= STATED GOAL =
Search the listing for the string "name" and copy every line that contains it.
+++ DATA SECTION +++
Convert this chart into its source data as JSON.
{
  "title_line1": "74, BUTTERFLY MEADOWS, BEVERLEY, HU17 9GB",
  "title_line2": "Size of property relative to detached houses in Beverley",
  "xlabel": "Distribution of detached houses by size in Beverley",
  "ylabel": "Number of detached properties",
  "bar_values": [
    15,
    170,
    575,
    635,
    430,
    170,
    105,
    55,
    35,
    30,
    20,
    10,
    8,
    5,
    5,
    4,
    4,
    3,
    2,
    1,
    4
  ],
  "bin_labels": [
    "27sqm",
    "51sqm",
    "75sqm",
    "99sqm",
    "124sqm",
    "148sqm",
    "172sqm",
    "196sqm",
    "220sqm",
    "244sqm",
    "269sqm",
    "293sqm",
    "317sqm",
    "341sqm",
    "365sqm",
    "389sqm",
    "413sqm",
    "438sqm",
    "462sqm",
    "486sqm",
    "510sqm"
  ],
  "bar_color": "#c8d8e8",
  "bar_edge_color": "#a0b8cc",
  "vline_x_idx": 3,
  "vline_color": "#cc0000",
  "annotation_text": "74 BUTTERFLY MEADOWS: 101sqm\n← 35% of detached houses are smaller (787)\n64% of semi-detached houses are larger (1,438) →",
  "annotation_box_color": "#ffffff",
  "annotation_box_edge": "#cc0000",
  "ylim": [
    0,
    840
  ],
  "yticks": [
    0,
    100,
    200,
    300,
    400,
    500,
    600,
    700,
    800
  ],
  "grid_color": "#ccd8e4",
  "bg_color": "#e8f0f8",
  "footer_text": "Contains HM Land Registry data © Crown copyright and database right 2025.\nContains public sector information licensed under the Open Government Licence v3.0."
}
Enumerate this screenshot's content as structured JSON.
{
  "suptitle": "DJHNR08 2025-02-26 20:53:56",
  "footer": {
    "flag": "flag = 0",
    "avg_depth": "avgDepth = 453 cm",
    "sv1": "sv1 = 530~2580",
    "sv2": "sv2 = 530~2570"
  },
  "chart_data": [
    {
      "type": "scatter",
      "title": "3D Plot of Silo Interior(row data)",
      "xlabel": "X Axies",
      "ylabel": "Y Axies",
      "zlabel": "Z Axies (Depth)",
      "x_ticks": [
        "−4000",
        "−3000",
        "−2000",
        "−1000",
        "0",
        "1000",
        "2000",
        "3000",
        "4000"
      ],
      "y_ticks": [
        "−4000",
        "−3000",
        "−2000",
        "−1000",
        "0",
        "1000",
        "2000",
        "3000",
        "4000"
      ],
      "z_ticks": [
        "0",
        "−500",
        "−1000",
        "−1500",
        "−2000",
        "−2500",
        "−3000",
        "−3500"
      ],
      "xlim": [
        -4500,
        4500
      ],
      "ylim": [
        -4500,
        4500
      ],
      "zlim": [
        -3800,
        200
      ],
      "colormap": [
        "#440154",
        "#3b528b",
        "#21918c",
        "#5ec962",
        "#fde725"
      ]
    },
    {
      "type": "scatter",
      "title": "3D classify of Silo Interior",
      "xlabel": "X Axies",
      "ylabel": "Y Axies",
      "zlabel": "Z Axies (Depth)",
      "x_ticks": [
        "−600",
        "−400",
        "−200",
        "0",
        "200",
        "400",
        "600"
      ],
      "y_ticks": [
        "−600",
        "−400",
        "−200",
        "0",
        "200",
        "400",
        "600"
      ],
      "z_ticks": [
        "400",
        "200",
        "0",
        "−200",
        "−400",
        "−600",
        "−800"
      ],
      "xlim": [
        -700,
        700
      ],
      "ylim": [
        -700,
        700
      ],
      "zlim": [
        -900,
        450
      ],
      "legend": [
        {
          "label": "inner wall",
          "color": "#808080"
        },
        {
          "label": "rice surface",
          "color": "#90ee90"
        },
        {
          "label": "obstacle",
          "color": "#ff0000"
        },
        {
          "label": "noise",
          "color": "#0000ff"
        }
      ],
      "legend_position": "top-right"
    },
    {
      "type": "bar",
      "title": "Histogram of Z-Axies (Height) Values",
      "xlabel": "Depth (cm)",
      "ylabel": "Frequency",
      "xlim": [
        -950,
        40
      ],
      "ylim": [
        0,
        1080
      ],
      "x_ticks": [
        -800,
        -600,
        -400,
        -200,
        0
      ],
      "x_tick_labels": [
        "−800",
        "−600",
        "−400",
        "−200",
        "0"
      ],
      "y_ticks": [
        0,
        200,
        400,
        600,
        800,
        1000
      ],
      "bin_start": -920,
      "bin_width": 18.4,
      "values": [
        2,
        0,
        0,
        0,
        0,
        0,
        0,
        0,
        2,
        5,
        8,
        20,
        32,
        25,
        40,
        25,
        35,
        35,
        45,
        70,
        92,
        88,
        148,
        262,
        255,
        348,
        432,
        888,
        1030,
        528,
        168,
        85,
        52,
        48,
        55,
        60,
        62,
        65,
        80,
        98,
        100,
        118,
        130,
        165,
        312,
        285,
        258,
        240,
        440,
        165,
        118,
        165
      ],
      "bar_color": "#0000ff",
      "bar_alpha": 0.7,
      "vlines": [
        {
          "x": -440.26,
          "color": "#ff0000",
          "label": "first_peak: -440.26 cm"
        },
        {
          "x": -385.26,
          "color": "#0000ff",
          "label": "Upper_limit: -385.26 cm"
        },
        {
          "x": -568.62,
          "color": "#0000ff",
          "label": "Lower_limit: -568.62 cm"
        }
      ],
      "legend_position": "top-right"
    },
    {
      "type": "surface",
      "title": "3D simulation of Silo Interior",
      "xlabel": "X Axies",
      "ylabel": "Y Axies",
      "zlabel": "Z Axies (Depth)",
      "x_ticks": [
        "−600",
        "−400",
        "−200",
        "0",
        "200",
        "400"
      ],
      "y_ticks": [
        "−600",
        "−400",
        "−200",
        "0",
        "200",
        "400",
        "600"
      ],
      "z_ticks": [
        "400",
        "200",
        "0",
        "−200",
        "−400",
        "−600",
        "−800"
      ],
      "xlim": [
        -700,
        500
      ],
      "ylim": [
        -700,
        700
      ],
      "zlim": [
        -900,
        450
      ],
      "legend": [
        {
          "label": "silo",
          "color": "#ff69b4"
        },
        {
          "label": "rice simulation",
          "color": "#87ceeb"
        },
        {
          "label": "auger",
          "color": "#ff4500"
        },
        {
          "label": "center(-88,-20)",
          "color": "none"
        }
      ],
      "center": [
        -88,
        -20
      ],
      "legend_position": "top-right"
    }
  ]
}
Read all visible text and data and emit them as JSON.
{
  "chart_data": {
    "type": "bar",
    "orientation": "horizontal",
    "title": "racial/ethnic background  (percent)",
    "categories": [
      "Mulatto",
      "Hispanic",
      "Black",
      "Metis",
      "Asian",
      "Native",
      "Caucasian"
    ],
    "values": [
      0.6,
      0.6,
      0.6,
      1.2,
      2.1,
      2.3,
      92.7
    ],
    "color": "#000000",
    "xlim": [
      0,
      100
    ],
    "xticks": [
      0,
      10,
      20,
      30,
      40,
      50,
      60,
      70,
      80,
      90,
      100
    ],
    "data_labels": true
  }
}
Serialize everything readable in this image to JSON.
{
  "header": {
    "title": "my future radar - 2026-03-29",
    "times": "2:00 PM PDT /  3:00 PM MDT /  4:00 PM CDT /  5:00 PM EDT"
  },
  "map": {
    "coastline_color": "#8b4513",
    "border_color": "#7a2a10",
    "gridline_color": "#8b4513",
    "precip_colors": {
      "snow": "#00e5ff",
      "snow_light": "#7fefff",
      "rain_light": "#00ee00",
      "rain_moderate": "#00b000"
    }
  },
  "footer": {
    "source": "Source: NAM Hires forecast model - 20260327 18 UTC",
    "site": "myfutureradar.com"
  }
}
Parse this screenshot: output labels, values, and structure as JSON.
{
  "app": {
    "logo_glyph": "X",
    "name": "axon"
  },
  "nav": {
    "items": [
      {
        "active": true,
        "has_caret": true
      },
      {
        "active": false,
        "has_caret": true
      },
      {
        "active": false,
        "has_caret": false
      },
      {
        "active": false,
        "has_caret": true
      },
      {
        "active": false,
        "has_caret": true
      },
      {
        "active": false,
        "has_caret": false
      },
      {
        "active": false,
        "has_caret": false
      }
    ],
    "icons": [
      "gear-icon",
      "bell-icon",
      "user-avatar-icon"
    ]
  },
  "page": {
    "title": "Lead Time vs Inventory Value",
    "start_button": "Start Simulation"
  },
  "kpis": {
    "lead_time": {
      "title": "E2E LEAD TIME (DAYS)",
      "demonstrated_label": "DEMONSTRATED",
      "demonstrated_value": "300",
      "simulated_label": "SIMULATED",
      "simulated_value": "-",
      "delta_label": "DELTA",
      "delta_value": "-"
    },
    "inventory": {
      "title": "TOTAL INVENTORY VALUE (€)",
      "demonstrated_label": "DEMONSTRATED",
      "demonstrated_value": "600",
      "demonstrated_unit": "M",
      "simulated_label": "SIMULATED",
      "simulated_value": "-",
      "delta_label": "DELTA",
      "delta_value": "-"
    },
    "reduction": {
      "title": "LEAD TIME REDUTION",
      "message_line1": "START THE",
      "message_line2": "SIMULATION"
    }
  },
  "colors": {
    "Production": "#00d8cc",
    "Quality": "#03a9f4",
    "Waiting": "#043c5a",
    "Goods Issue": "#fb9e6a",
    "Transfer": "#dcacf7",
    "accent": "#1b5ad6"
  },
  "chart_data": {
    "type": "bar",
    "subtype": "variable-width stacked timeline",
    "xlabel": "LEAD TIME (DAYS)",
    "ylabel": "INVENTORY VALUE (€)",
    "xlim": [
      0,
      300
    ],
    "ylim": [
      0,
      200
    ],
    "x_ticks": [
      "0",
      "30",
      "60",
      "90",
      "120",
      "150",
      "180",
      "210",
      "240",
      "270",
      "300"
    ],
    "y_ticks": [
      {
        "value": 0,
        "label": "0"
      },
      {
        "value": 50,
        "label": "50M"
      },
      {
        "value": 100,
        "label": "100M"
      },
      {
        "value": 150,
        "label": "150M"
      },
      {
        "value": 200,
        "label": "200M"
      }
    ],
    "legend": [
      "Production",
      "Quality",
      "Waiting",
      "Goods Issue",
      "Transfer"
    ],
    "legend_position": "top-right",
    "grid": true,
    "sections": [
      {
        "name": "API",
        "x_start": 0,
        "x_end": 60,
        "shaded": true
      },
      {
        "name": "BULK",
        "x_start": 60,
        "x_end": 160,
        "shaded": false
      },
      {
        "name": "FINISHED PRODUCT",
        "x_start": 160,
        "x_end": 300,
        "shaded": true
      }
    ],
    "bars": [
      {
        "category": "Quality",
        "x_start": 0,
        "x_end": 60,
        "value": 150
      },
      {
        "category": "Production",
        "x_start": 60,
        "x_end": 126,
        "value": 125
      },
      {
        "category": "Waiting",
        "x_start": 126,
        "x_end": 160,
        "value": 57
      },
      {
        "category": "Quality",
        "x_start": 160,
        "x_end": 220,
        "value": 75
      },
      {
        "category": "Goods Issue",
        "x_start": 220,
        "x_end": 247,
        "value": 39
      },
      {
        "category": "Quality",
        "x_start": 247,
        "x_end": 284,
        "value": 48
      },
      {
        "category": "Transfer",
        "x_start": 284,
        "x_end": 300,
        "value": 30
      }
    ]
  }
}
+++
= RESPONSE BELOW =
    "name": "axon"
        "name": "API",
        "name": "BULK",
        "name": "FINISHED PRODUCT",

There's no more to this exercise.